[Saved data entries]
┄┄┄┄┄┄┄┄┄┄
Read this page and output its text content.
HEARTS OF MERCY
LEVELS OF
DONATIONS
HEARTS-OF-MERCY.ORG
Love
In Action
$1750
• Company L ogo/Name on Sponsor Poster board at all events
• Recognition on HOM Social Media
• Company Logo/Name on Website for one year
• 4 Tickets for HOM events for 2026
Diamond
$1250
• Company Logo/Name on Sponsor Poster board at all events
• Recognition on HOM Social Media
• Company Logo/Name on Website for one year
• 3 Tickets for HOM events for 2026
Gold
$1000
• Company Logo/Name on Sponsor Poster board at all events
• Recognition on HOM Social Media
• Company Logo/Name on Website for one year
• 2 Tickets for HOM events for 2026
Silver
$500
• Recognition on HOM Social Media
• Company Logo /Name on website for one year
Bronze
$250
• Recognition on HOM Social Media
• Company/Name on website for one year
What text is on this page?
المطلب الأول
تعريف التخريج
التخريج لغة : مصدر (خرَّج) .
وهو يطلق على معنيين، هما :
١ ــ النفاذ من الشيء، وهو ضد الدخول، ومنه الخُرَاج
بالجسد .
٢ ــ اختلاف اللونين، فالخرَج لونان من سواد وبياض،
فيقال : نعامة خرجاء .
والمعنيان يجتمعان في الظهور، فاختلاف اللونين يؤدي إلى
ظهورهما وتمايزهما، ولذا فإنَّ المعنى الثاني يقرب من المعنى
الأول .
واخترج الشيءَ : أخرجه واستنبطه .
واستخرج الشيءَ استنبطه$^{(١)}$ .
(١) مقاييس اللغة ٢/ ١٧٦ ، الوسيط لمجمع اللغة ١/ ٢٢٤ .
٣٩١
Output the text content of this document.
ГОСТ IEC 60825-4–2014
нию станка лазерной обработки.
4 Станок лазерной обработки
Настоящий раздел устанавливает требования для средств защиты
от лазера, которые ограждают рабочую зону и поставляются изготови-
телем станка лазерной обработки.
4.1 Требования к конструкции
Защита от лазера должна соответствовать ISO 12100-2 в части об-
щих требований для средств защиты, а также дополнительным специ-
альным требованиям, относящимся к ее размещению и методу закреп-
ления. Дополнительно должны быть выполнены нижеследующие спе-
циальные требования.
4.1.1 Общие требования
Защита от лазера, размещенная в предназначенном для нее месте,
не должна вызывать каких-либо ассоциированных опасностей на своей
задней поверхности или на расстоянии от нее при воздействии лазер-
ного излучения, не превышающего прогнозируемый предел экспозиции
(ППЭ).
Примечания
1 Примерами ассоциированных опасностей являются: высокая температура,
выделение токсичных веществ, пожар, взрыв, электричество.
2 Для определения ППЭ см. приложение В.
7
┄┄┄┄┄┄┄┄┄┄
Using the material above, work out how many lines contain the string "page". Give that number alone.

2